What is being asked =
Pull out every line with the word "name" from the entries below.

Dataset entries =

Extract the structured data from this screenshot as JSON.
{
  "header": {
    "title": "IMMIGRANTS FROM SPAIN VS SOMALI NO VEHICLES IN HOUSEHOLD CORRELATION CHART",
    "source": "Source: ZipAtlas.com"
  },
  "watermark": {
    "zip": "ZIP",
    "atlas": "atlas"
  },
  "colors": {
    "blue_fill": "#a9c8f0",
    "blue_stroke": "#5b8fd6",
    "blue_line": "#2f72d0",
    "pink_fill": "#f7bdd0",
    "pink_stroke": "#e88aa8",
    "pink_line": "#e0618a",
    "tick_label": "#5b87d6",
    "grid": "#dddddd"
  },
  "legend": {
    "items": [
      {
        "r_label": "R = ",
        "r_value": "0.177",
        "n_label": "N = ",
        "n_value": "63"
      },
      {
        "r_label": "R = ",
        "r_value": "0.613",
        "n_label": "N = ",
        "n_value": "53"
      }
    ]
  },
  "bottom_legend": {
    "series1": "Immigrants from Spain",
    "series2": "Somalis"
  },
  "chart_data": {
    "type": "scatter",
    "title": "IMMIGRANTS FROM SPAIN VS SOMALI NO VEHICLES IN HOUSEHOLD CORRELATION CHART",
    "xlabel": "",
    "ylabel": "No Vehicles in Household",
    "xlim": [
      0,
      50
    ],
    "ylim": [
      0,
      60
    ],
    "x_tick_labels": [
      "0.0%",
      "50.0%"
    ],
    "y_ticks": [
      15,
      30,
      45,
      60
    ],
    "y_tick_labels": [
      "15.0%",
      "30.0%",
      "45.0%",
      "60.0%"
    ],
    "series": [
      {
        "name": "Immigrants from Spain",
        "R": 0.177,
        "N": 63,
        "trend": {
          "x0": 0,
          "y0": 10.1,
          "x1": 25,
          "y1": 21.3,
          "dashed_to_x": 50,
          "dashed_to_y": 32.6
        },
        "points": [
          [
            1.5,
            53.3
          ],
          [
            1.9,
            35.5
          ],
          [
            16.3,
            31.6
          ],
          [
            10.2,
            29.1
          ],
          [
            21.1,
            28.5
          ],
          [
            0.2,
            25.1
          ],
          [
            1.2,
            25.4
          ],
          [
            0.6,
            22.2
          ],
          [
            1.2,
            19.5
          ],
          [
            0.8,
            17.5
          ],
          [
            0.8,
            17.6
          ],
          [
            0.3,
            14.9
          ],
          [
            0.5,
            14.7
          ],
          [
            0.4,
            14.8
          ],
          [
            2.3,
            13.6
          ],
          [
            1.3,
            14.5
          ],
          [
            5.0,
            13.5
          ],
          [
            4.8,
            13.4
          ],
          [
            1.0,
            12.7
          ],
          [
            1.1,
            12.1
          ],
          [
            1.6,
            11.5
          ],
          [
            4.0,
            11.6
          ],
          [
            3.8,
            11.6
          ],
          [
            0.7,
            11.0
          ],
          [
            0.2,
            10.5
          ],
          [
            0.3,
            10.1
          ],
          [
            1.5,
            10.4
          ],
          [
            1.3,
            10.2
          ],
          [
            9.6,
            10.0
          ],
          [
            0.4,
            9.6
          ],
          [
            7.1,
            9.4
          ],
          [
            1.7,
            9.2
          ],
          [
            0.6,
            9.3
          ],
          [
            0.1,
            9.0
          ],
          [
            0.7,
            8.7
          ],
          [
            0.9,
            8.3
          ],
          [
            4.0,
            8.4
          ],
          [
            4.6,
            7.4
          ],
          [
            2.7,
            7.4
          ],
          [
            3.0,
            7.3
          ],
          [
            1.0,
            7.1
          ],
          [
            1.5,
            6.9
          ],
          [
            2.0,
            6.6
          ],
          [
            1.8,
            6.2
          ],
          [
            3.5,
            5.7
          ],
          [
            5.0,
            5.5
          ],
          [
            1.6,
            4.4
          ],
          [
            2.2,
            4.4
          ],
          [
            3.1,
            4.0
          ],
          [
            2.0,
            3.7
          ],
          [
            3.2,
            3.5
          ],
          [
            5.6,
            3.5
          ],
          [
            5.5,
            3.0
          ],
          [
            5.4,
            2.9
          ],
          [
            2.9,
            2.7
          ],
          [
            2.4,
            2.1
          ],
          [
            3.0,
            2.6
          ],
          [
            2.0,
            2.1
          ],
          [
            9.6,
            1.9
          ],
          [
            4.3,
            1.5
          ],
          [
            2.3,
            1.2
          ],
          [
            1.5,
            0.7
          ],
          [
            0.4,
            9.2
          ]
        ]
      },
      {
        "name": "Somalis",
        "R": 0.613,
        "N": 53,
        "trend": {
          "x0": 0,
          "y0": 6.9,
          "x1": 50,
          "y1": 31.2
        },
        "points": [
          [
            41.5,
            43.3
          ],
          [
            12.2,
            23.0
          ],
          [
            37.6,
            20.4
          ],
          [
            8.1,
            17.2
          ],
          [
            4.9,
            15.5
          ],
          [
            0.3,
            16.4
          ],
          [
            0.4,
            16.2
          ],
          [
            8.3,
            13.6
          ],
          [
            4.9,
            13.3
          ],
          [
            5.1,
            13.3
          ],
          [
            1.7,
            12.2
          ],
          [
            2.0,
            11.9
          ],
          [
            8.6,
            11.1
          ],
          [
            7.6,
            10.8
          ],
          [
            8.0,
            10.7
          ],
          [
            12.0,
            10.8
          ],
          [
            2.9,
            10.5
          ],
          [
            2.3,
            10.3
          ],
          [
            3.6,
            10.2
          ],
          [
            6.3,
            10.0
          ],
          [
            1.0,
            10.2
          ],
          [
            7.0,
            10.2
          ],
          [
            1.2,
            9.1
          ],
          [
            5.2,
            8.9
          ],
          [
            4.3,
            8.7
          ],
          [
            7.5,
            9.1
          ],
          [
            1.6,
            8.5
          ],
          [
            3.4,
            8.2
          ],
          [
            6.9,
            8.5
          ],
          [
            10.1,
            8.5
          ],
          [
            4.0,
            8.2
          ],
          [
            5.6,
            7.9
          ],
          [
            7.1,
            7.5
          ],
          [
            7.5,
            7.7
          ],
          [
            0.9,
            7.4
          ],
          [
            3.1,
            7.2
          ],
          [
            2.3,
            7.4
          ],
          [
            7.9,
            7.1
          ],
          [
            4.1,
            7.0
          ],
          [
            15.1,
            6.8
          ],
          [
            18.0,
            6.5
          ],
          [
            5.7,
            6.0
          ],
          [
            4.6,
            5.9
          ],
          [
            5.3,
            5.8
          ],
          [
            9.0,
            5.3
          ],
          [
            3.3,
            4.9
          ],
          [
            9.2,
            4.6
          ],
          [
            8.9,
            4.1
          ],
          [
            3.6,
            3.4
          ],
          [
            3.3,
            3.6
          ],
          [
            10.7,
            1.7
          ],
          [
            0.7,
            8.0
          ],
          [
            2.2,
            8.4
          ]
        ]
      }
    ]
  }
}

--

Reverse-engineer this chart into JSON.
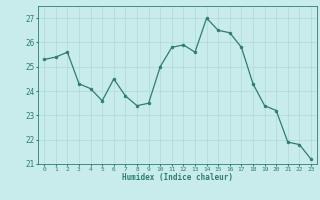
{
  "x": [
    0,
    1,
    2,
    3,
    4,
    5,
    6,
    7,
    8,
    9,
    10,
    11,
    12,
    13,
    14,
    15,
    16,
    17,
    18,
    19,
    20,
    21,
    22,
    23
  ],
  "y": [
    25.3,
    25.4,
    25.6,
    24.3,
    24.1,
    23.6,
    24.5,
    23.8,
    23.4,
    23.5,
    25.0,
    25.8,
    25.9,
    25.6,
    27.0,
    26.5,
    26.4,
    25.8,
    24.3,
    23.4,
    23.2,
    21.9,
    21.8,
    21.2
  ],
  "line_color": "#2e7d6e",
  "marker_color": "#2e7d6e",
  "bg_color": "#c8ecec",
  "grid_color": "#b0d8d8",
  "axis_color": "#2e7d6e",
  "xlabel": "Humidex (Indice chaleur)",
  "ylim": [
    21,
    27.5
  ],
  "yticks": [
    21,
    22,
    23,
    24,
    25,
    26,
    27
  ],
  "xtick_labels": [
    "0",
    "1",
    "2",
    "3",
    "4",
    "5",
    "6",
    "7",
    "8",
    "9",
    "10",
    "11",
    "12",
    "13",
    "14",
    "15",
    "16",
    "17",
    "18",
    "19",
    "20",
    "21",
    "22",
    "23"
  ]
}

Response =
        "name": "Immigrants from Spain",
        "name": "Somalis",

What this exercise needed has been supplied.